start
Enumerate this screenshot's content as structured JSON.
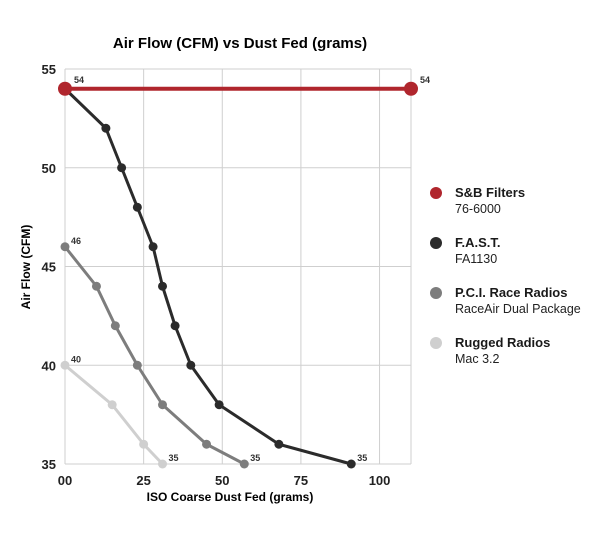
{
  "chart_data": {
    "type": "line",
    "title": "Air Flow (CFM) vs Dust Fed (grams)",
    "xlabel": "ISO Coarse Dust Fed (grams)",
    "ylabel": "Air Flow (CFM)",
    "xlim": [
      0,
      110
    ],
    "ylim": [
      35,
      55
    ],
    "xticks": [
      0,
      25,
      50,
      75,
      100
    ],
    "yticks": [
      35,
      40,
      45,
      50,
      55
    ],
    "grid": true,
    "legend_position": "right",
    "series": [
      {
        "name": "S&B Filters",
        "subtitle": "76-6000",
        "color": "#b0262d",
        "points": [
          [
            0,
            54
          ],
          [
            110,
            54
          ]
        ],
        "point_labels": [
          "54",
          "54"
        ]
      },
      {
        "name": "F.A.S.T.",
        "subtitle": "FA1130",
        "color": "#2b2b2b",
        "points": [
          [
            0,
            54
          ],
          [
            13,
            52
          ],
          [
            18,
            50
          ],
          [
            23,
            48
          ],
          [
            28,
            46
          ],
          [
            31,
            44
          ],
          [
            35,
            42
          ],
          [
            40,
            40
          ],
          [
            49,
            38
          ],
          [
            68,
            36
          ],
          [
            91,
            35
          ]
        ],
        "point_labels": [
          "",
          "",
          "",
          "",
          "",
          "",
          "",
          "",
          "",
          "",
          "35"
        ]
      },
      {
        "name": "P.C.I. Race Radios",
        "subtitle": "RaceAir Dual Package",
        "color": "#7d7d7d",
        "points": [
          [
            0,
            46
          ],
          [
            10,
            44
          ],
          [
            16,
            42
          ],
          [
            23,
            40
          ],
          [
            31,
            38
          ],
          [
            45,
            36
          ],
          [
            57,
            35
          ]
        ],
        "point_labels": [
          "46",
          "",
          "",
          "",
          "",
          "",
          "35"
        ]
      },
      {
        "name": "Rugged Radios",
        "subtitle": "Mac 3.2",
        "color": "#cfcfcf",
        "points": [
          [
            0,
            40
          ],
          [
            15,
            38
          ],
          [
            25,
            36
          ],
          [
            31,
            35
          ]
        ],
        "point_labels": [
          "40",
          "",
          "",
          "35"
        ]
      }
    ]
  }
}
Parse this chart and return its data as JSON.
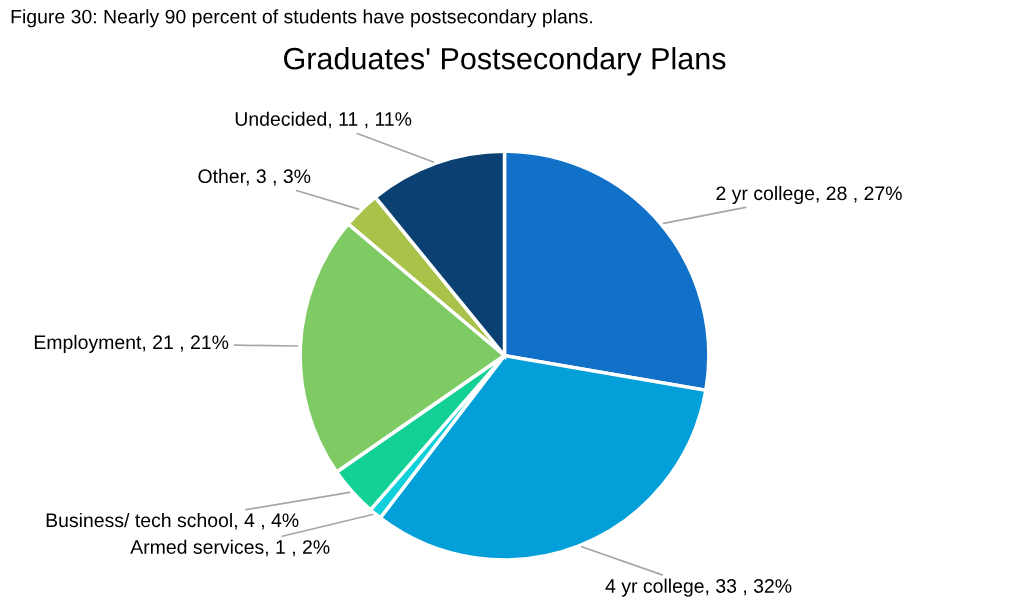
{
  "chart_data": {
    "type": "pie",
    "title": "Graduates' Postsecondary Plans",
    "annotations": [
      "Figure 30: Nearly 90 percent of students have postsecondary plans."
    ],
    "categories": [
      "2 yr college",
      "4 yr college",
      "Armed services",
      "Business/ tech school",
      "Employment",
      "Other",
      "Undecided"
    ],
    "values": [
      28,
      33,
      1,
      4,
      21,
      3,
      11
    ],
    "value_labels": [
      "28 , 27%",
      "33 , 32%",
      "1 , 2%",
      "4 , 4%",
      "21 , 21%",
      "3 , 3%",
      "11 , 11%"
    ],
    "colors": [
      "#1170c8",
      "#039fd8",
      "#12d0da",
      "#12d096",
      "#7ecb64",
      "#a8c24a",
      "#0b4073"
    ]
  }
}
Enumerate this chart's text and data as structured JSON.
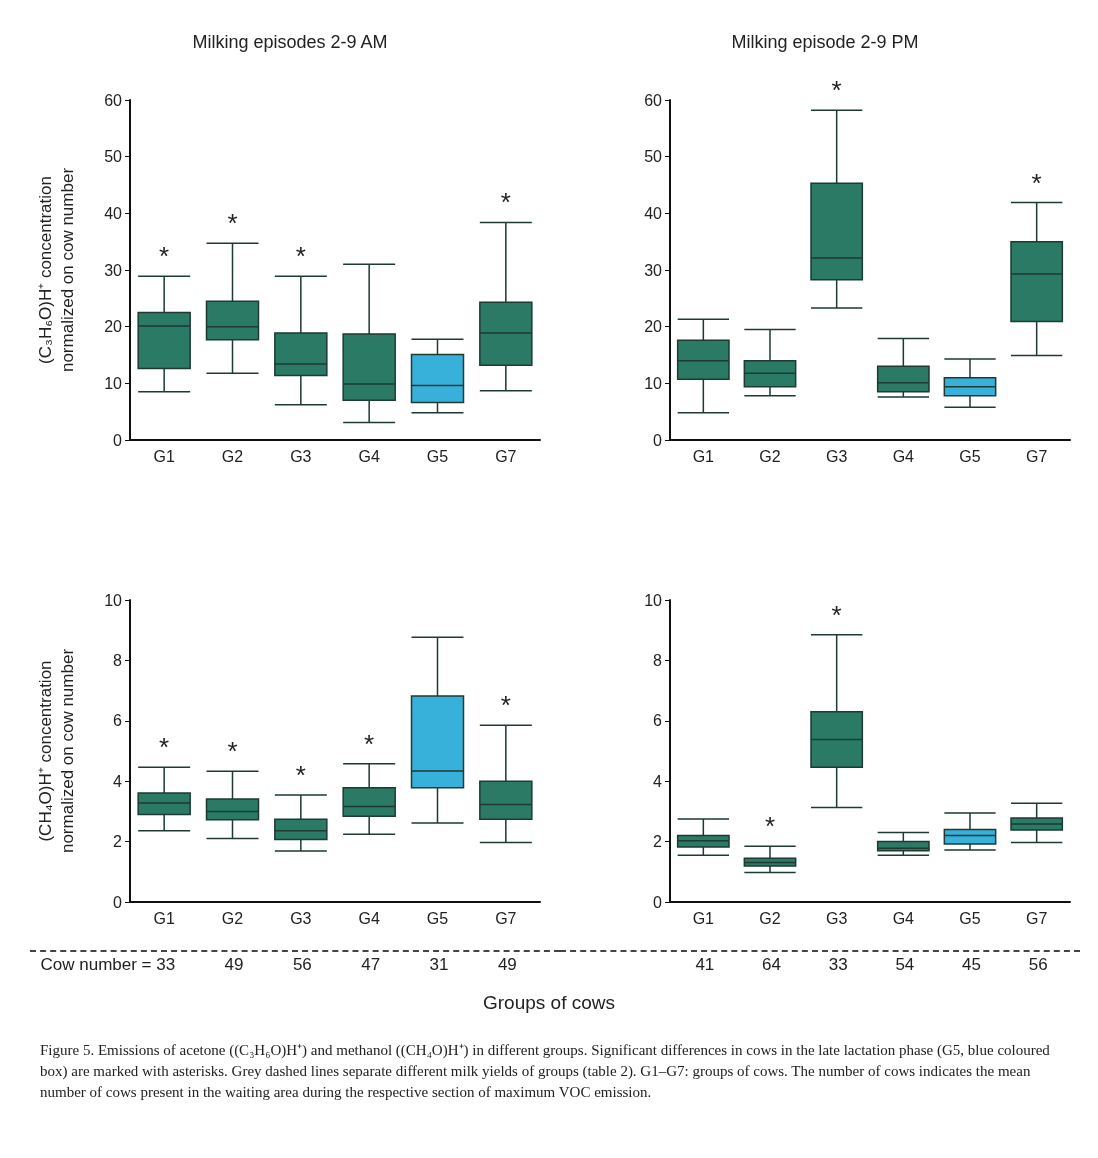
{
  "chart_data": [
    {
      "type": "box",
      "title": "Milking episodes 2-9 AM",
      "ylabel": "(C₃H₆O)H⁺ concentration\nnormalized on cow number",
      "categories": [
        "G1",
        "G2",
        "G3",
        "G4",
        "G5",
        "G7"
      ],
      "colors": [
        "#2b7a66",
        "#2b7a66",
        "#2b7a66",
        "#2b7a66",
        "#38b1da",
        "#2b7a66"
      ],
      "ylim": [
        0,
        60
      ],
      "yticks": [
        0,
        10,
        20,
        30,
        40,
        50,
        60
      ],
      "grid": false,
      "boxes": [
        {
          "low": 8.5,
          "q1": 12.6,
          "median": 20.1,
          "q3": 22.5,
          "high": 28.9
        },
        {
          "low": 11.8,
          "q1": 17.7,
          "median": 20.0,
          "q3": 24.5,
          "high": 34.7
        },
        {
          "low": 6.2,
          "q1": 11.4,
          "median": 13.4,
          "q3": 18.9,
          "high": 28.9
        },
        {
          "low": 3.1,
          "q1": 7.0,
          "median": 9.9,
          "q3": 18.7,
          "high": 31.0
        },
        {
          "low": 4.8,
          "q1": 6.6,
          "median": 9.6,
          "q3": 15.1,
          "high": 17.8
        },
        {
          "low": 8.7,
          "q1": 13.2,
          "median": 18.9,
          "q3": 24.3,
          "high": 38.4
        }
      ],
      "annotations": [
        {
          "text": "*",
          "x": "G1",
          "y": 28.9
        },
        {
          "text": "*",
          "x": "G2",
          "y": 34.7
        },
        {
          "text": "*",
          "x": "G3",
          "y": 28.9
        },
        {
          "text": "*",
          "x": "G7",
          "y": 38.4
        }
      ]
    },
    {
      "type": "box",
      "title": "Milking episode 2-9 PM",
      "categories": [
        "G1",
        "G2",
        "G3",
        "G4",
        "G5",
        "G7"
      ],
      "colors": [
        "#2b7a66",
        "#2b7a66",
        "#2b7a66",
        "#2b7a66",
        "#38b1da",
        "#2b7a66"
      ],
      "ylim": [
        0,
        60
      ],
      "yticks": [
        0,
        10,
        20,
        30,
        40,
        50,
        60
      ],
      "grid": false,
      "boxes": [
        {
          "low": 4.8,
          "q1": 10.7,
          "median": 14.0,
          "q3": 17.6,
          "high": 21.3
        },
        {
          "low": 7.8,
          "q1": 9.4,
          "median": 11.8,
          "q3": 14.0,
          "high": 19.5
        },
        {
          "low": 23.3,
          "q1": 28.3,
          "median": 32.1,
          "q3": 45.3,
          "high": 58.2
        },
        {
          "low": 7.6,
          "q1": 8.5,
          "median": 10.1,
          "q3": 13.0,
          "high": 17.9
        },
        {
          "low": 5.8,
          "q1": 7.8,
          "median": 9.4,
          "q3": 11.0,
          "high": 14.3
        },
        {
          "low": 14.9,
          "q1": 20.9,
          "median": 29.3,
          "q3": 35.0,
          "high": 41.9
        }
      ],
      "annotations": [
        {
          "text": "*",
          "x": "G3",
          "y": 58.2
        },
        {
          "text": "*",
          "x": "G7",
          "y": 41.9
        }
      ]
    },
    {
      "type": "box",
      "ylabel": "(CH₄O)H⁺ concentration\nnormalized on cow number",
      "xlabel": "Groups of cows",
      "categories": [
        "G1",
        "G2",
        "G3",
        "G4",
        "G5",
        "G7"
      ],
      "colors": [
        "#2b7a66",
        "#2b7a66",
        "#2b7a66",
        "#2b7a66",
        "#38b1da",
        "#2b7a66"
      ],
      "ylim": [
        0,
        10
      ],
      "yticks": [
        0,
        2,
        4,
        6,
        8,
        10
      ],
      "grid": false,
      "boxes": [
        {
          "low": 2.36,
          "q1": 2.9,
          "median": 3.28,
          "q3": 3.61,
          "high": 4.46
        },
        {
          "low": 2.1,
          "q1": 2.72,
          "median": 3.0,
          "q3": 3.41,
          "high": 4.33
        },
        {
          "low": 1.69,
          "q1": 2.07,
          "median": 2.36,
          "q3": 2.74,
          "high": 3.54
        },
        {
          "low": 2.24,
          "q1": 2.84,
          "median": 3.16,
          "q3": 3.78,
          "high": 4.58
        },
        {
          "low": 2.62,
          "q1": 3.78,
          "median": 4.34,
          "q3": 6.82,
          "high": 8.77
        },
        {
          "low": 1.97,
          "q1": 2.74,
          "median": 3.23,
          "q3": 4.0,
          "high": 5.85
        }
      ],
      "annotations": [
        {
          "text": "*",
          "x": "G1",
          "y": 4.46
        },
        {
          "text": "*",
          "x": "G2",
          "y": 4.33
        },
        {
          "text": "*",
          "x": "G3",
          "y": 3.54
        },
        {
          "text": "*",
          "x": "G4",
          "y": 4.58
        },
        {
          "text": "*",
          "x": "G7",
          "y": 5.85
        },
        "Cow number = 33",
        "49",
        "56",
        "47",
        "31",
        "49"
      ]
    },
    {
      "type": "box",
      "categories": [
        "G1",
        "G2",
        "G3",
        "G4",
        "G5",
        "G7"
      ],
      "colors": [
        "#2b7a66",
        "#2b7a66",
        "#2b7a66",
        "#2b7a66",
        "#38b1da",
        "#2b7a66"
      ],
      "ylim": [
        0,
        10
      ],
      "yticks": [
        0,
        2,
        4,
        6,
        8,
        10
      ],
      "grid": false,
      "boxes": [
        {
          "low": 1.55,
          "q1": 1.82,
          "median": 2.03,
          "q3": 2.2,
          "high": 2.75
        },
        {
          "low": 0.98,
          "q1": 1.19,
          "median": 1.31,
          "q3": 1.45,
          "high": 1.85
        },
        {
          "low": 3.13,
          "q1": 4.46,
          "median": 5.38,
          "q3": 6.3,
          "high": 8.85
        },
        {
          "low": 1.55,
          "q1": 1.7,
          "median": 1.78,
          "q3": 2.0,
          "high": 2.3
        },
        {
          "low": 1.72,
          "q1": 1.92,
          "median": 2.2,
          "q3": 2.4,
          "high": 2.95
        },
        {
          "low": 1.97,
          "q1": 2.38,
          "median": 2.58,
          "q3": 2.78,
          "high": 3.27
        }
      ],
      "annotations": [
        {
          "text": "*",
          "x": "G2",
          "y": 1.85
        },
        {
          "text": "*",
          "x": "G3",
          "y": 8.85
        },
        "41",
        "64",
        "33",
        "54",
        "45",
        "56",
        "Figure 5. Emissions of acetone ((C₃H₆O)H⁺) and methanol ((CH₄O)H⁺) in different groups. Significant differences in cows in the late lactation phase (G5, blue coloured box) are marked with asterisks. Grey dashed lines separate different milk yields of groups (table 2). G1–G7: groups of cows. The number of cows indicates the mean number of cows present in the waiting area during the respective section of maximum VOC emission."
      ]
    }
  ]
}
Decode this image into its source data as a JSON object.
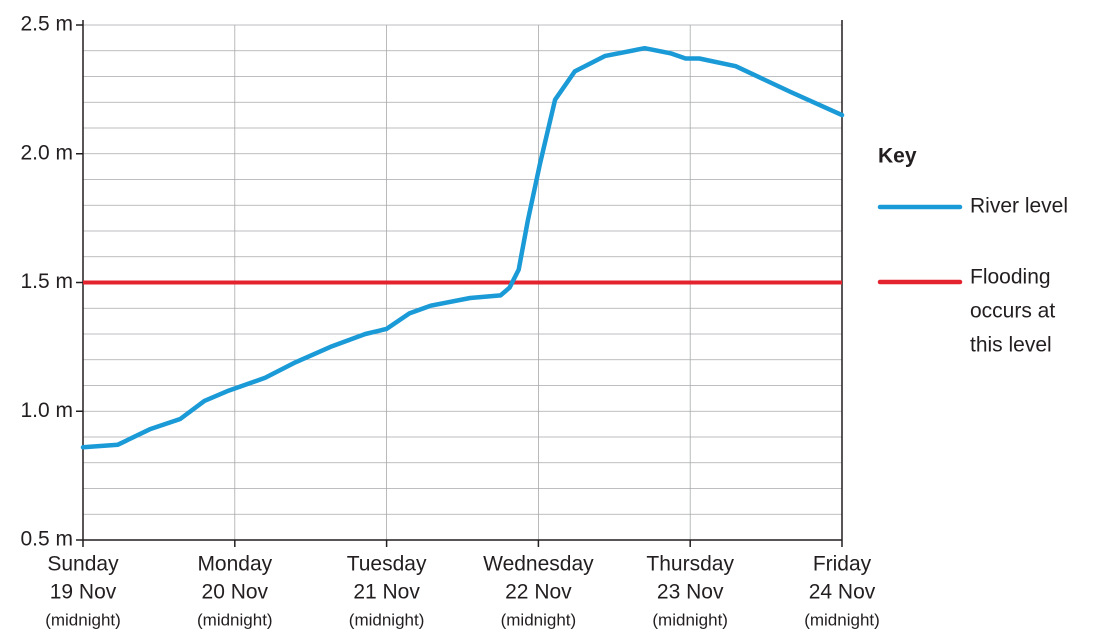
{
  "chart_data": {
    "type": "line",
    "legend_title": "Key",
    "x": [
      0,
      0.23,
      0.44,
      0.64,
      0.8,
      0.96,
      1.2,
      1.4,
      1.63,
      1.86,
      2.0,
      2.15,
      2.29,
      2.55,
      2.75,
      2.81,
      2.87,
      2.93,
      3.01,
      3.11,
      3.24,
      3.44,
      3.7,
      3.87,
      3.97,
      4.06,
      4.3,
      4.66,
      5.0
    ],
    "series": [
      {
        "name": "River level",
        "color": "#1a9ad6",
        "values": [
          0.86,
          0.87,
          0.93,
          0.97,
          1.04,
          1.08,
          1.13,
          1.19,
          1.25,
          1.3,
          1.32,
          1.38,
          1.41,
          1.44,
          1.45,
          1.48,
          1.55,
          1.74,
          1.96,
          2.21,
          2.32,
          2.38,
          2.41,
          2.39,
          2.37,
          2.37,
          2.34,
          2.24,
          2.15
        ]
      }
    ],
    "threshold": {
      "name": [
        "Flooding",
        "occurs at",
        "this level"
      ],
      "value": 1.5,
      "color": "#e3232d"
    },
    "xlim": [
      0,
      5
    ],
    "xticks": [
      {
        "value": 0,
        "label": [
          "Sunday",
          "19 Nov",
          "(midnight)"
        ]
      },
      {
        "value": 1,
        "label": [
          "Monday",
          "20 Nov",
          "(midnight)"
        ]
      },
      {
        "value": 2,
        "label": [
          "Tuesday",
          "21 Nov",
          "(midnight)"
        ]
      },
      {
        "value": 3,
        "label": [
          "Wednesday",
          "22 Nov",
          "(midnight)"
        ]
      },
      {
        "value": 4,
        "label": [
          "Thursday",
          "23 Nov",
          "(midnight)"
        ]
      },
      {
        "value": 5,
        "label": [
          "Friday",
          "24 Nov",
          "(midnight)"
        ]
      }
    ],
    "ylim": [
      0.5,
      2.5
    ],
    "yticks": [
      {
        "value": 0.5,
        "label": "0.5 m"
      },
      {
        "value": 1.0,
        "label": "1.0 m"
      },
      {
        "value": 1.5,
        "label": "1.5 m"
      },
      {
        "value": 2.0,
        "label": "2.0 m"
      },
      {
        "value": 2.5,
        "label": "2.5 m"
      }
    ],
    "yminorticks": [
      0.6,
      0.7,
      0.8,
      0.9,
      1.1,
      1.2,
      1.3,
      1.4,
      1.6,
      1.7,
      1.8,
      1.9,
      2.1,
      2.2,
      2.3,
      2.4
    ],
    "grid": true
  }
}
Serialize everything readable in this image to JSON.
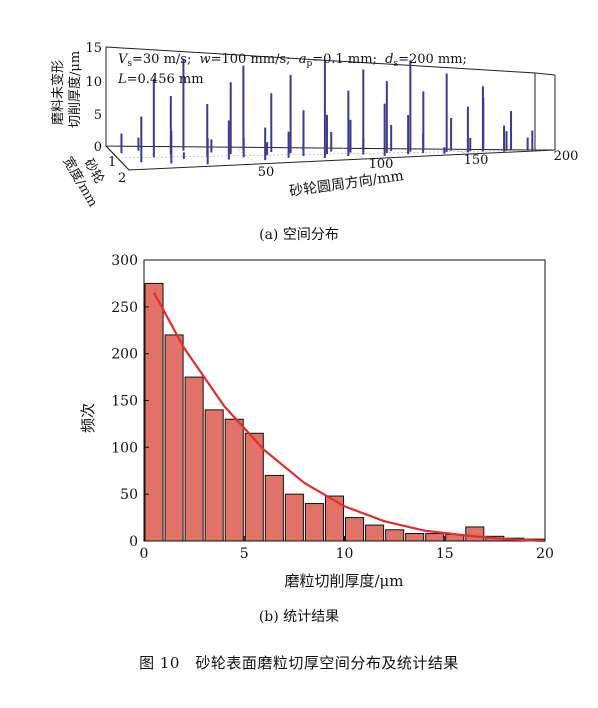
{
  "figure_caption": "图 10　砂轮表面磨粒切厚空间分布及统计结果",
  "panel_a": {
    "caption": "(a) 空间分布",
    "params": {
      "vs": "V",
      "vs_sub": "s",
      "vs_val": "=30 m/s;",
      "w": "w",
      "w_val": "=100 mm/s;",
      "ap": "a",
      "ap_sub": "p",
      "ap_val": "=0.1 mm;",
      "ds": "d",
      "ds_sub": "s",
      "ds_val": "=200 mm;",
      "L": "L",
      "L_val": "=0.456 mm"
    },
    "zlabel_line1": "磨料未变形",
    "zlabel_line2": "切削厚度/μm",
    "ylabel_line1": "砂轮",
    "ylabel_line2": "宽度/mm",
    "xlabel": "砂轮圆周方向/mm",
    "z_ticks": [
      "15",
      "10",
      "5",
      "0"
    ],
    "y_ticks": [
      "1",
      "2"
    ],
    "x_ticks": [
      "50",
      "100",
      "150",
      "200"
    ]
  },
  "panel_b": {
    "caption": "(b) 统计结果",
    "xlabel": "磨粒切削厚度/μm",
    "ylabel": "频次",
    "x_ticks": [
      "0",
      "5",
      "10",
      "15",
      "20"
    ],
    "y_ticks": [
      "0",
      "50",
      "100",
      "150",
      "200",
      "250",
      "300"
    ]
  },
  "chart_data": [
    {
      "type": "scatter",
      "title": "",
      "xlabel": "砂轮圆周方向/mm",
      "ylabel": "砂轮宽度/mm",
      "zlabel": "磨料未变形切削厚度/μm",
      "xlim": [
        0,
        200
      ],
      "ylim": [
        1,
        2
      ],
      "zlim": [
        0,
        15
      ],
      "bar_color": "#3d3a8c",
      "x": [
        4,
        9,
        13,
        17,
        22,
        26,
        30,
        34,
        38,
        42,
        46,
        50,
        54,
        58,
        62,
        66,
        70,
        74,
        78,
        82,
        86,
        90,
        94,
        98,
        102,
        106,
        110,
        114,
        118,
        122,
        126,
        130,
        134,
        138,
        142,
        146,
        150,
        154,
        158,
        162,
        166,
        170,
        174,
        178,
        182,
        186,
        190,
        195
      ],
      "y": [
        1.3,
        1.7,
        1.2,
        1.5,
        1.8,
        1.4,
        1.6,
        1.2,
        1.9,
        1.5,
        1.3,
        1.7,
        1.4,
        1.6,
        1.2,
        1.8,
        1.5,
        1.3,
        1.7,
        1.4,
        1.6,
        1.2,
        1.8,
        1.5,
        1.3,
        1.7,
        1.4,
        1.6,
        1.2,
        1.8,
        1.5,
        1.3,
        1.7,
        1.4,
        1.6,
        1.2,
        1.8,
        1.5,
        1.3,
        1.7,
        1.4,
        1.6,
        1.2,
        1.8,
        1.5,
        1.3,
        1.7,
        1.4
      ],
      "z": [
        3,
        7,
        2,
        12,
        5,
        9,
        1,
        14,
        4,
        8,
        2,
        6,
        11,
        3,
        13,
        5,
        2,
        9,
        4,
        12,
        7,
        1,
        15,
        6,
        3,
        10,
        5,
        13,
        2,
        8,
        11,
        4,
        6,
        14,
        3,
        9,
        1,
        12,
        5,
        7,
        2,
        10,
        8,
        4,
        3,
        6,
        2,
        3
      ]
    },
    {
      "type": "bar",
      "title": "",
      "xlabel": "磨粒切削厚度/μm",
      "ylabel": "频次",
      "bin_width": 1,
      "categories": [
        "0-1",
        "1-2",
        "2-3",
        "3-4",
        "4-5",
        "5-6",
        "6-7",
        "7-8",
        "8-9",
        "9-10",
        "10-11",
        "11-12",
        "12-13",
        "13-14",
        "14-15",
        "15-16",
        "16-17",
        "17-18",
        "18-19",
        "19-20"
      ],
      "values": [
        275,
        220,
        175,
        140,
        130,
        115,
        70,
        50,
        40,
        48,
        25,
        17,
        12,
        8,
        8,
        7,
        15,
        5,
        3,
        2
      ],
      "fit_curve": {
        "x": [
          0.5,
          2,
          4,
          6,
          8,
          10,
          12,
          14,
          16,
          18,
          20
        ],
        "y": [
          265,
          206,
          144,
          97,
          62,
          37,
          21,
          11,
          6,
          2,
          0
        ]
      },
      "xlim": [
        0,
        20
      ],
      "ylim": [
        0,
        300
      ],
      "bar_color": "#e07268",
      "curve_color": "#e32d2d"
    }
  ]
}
end
* WHAT TO DO
Each line above that includes "Enumerate" should be shown.

* WRITTEN ANSWER
Enumerate this screenshot's content as structured JSON.
Enumerate this chart's text and data as structured JSON.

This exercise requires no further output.